**Your instructions**
Copy every entry precisely.
════════════════════
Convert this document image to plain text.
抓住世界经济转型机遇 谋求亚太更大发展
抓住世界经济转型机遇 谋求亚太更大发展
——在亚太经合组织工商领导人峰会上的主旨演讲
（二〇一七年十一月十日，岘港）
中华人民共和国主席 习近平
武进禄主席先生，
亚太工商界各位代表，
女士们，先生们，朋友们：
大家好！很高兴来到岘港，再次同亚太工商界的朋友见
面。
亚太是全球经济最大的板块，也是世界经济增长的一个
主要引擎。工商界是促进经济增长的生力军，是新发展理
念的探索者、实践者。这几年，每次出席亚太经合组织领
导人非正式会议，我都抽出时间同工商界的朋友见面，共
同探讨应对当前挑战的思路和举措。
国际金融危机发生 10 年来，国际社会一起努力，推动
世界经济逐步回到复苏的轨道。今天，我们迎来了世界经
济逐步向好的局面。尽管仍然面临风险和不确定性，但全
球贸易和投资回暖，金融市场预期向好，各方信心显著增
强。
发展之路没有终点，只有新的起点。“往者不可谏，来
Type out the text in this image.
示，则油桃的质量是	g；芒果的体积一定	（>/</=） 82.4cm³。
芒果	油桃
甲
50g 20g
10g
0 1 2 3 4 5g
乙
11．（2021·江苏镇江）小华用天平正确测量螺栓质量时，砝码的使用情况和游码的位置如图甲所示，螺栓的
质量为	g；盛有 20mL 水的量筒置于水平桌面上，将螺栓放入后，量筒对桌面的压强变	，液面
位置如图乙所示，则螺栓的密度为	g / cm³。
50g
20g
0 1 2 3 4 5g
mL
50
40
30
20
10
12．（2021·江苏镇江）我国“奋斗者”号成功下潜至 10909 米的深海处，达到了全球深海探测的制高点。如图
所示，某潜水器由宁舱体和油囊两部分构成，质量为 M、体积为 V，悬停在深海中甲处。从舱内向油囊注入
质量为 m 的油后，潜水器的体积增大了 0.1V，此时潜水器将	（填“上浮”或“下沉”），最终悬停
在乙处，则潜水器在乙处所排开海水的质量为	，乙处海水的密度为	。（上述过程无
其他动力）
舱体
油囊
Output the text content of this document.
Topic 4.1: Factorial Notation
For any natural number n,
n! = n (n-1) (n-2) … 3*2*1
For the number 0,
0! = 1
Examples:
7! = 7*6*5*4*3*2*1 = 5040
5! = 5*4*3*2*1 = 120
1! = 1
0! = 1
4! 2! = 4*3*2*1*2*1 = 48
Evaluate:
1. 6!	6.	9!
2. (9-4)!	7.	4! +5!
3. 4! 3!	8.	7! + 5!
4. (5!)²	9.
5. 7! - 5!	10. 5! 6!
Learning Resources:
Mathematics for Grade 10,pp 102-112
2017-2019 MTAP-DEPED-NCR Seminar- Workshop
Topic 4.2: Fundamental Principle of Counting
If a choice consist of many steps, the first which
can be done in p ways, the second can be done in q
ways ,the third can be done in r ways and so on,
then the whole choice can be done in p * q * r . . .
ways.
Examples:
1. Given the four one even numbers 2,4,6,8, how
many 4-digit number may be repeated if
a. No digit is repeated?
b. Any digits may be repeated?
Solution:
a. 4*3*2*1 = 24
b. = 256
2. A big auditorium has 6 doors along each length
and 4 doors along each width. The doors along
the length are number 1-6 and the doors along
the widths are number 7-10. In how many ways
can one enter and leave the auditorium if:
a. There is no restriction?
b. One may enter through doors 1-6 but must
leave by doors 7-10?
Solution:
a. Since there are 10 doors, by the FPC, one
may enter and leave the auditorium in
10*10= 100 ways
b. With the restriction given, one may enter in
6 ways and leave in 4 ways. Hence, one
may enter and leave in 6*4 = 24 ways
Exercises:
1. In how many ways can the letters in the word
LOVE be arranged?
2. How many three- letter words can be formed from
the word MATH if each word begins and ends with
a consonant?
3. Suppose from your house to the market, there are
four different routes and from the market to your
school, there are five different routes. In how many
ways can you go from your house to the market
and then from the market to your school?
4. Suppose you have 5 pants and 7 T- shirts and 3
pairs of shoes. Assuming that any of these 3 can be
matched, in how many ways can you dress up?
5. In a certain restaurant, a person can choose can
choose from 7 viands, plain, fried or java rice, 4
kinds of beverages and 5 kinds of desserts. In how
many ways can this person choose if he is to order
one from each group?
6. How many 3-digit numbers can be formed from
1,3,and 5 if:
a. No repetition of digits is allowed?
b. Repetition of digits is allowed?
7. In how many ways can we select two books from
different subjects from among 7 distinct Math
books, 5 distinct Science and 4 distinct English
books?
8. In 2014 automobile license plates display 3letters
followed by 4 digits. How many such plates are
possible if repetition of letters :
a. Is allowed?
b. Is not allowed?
════════════════════
**Task output**
Convert this document image to plain text.
抓住世界经济转型机遇 谋求亚太更大发展
抓住世界经济转型机遇 谋求亚太更大发展
——在亚太经合组织工商领导人峰会上的主旨演讲
（二〇一七年十一月十日，岘港）
中华人民共和国主席 习近平
武进禄主席先生，
亚太工商界各位代表，
女士们，先生们，朋友们：
大家好！很高兴来到岘港，再次同亚太工商界的朋友见
面。
亚太是全球经济最大的板块，也是世界经济增长的一个
主要引擎。工商界是促进经济增长的生力军，是新发展理
念的探索者、实践者。这几年，每次出席亚太经合组织领
导人非正式会议，我都抽出时间同工商界的朋友见面，共
同探讨应对当前挑战的思路和举措。
国际金融危机发生 10 年来，国际社会一起努力，推动
世界经济逐步回到复苏的轨道。今天，我们迎来了世界经
济逐步向好的局面。尽管仍然面临风险和不确定性，但全
球贸易和投资回暖，金融市场预期向好，各方信心显著增
强。
发展之路没有终点，只有新的起点。“往者不可谏，来
Type out the text in this image.
示，则油桃的质量是	g；芒果的体积一定	（>/</=） 82.4cm³。
芒果	油桃
甲
50g 20g
10g
0 1 2 3 4 5g
乙
11．（2021·江苏镇江）小华用天平正确测量螺栓质量时，砝码的使用情况和游码的位置如图甲所示，螺栓的
质量为	g；盛有 20mL 水的量筒置于水平桌面上，将螺栓放入后，量筒对桌面的压强变	，液面
位置如图乙所示，则螺栓的密度为	g / cm³。
50g
20g
0 1 2 3 4 5g
mL
50
40
30
20
10
12．（2021·江苏镇江）我国“奋斗者”号成功下潜至 10909 米的深海处，达到了全球深海探测的制高点。如图
所示，某潜水器由宁舱体和油囊两部分构成，质量为 M、体积为 V，悬停在深海中甲处。从舱内向油囊注入
质量为 m 的油后，潜水器的体积增大了 0.1V，此时潜水器将	（填“上浮”或“下沉”），最终悬停
在乙处，则潜水器在乙处所排开海水的质量为	，乙处海水的密度为	。（上述过程无
其他动力）
舱体
油囊
Output the text content of this document.
Topic 4.1: Factorial Notation
For any natural number n,
n! = n (n-1) (n-2) … 3*2*1
For the number 0,
0! = 1
Examples:
7! = 7*6*5*4*3*2*1 = 5040
5! = 5*4*3*2*1 = 120
1! = 1
0! = 1
4! 2! = 4*3*2*1*2*1 = 48
Evaluate:
1. 6!	6.	9!
2. (9-4)!	7.	4! +5!
3. 4! 3!	8.	7! + 5!
4. (5!)²	9.
5. 7! - 5!	10. 5! 6!
Learning Resources:
Mathematics for Grade 10,pp 102-112
2017-2019 MTAP-DEPED-NCR Seminar- Workshop
Topic 4.2: Fundamental Principle of Counting
If a choice consist of many steps, the first which
can be done in p ways, the second can be done in q
ways ,the third can be done in r ways and so on,
then the whole choice can be done in p * q * r . . .
ways.
Examples:
1. Given the four one even numbers 2,4,6,8, how
many 4-digit number may be repeated if
a. No digit is repeated?
b. Any digits may be repeated?
Solution:
a. 4*3*2*1 = 24
b. = 256
2. A big auditorium has 6 doors along each length
and 4 doors along each width. The doors along
the length are number 1-6 and the doors along
the widths are number 7-10. In how many ways
can one enter and leave the auditorium if:
a. There is no restriction?
b. One may enter through doors 1-6 but must
leave by doors 7-10?
Solution:
a. Since there are 10 doors, by the FPC, one
may enter and leave the auditorium in
10*10= 100 ways
b. With the restriction given, one may enter in
6 ways and leave in 4 ways. Hence, one
may enter and leave in 6*4 = 24 ways
Exercises:
1. In how many ways can the letters in the word
LOVE be arranged?
2. How many three- letter words can be formed from
the word MATH if each word begins and ends with
a consonant?
3. Suppose from your house to the market, there are
four different routes and from the market to your
school, there are five different routes. In how many
ways can you go from your house to the market
and then from the market to your school?
4. Suppose you have 5 pants and 7 T- shirts and 3
pairs of shoes. Assuming that any of these 3 can be
matched, in how many ways can you dress up?
5. In a certain restaurant, a person can choose can
choose from 7 viands, plain, fried or java rice, 4
kinds of beverages and 5 kinds of desserts. In how
many ways can this person choose if he is to order
one from each group?
6. How many 3-digit numbers can be formed from
1,3,and 5 if:
a. No repetition of digits is allowed?
b. Repetition of digits is allowed?
7. In how many ways can we select two books from
different subjects from among 7 distinct Math
books, 5 distinct Science and 4 distinct English
books?
8. In 2014 automobile license plates display 3letters
followed by 4 digits. How many such plates are
possible if repetition of letters :
a. Is allowed?
b. Is not allowed?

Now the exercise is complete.